# Required work
Your answer should hold every line of the records below that contains the string "Asfiksi".

==== Dataset records ====

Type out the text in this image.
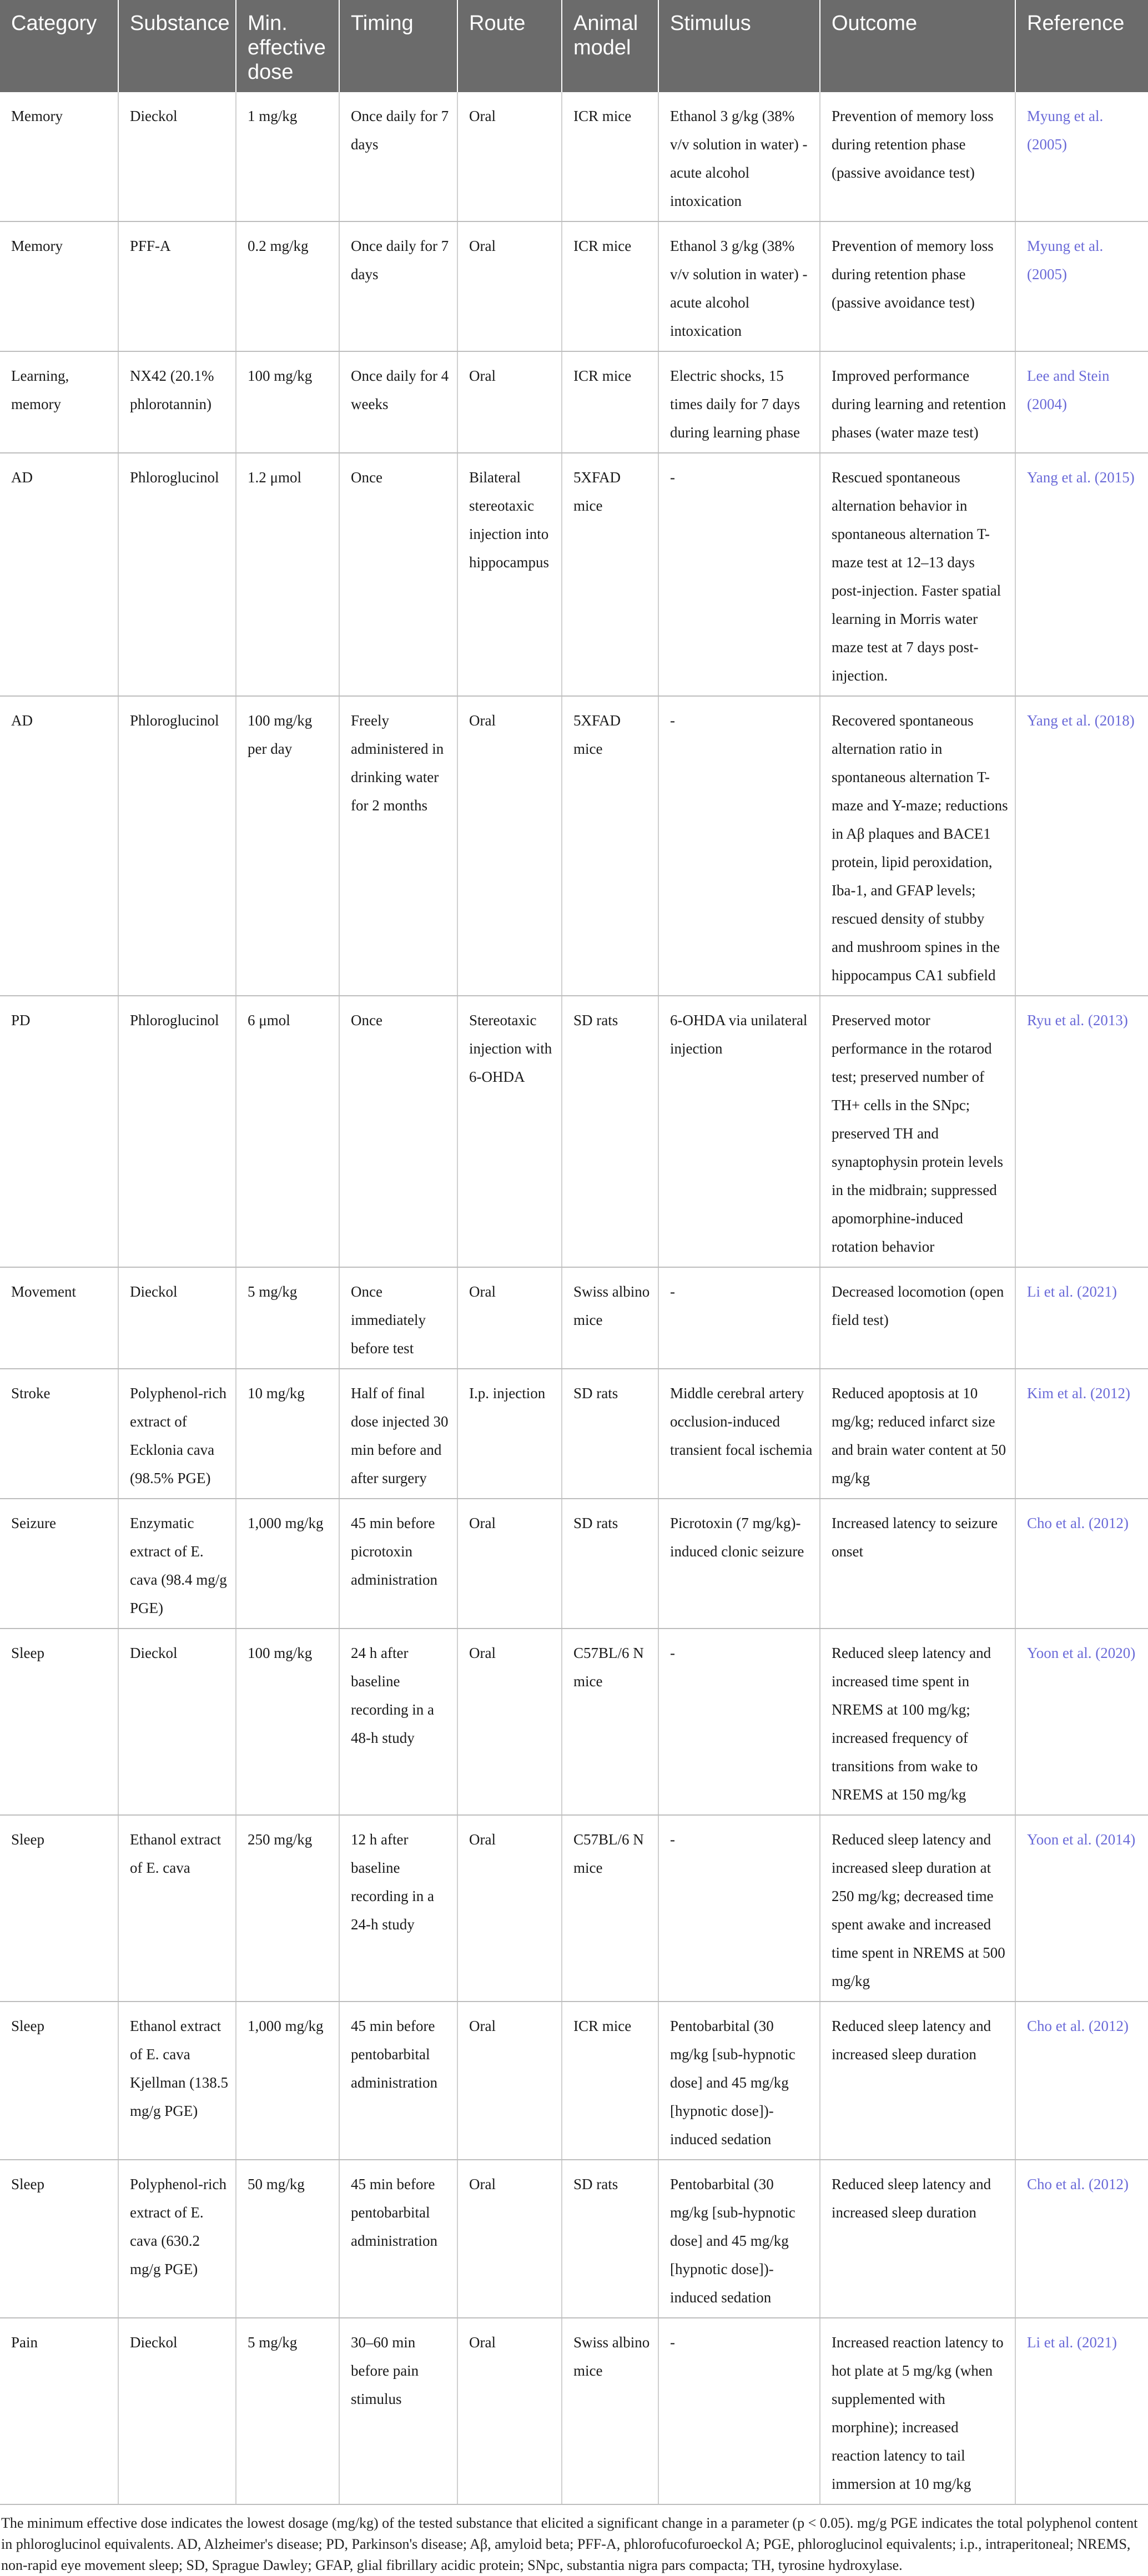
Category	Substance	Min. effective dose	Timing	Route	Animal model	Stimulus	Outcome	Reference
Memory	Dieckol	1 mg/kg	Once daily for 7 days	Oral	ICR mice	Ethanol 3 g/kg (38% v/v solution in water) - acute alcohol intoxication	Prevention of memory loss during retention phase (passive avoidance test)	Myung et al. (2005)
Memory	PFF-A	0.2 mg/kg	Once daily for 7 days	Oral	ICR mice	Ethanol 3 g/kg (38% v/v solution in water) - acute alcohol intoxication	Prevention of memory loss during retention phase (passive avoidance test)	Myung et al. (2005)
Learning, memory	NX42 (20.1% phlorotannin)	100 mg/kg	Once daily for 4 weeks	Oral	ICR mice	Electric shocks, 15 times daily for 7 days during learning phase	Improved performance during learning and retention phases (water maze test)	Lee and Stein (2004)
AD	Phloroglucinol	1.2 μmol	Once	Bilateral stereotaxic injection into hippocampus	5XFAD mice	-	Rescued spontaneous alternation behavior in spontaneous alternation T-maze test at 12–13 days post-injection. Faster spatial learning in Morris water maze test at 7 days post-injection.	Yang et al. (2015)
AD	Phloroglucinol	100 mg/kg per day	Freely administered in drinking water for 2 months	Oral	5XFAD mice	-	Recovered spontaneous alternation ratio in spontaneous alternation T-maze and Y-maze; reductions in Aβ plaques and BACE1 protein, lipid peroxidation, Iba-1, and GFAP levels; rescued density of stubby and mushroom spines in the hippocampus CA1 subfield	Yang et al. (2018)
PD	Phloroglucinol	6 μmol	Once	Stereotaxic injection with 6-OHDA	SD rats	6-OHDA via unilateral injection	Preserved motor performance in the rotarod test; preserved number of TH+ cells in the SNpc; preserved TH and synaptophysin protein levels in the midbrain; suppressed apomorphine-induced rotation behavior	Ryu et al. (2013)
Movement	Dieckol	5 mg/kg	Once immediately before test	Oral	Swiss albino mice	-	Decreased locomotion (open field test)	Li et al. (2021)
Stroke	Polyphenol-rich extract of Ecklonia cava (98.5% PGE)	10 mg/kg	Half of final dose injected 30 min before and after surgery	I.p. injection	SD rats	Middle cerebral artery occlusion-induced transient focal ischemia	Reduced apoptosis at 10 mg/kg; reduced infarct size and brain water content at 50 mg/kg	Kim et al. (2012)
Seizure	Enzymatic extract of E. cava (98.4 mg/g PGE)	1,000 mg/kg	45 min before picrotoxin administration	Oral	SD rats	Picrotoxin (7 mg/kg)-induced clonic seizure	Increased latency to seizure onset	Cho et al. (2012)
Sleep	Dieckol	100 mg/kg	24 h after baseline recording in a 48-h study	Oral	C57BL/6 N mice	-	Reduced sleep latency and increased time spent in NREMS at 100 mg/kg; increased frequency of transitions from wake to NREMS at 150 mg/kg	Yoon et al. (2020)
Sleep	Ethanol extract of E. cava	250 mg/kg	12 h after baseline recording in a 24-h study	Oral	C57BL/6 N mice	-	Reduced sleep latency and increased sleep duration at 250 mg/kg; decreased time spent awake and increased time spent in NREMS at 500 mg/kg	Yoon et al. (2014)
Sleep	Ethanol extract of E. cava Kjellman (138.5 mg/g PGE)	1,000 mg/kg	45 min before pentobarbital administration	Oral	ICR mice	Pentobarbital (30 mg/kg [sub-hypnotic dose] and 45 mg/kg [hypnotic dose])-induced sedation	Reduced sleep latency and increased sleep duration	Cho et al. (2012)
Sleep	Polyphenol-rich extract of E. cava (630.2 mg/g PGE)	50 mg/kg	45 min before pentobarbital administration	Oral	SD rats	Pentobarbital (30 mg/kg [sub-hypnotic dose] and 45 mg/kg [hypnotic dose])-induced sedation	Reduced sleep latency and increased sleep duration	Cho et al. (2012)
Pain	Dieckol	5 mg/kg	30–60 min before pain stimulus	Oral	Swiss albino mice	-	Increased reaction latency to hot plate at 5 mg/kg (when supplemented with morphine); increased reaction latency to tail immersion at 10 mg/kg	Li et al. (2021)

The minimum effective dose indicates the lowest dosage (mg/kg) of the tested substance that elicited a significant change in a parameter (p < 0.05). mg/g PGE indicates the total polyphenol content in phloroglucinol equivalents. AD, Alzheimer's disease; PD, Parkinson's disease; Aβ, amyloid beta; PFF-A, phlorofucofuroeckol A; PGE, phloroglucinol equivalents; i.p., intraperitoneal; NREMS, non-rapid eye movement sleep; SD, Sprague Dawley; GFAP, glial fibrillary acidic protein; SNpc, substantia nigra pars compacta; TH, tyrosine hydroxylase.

====
==== Dataset records ====

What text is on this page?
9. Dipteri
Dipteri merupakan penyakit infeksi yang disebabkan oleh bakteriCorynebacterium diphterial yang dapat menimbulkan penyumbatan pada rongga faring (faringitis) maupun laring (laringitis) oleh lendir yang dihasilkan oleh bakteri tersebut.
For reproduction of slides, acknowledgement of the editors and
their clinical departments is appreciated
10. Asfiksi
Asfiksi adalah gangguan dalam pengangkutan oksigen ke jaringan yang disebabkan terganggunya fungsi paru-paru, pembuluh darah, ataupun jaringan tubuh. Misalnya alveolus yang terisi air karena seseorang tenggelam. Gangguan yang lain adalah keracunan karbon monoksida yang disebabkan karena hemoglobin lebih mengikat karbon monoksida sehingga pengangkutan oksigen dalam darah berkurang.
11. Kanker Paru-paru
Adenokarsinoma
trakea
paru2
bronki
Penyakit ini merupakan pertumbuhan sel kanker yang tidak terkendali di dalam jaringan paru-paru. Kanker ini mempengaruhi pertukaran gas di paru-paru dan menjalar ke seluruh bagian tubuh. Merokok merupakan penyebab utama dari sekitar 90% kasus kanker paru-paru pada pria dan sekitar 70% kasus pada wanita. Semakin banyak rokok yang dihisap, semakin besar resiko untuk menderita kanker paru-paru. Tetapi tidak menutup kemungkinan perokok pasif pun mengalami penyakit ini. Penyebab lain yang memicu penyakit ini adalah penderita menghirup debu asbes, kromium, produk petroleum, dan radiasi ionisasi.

====
==== Dataset records ====

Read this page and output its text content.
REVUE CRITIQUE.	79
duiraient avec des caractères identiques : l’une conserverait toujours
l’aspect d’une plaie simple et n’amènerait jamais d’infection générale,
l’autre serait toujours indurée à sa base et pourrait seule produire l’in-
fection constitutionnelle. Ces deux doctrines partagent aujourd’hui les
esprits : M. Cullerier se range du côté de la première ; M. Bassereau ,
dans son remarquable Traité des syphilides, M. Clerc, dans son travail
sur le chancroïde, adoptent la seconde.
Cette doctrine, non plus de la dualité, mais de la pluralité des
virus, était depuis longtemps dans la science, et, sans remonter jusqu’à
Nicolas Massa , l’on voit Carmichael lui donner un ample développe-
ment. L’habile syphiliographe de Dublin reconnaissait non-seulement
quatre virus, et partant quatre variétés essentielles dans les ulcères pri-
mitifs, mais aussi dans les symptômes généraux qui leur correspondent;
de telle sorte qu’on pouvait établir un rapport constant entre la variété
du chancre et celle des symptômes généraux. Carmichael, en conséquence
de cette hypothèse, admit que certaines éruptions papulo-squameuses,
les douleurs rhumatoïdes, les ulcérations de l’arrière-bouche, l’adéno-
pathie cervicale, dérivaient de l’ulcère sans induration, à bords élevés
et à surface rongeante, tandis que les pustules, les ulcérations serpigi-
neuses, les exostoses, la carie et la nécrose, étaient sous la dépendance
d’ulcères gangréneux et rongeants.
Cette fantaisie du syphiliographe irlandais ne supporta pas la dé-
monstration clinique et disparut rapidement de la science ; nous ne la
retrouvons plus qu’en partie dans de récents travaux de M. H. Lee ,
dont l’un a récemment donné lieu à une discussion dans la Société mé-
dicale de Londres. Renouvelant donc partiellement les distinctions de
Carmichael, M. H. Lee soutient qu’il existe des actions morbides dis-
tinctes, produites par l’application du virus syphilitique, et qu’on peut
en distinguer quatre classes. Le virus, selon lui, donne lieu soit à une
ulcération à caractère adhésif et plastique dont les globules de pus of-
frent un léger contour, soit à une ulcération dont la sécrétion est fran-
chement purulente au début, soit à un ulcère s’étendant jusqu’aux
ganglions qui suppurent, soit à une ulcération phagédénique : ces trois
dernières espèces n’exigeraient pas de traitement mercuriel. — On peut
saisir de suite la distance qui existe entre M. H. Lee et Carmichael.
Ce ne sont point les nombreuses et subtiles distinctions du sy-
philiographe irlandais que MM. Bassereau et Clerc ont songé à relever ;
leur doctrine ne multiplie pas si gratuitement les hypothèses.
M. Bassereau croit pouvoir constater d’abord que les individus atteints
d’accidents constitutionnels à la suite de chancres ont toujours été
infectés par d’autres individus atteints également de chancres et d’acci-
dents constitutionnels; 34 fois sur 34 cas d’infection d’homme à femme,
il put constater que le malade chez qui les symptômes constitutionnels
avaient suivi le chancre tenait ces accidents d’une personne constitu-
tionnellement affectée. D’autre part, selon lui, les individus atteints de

====

# Result
10. Asfiksi
Asfiksi adalah gangguan dalam pengangkutan oksigen ke jaringan yang disebabkan terganggunya fungsi paru-paru, pembuluh darah, ataupun jaringan tubuh. Misalnya alveolus yang terisi air karena seseorang tenggelam. Gangguan yang lain adalah keracunan karbon monoksida yang disebabkan karena hemoglobin lebih mengikat karbon monoksida sehingga pengangkutan oksigen dalam darah berkurang.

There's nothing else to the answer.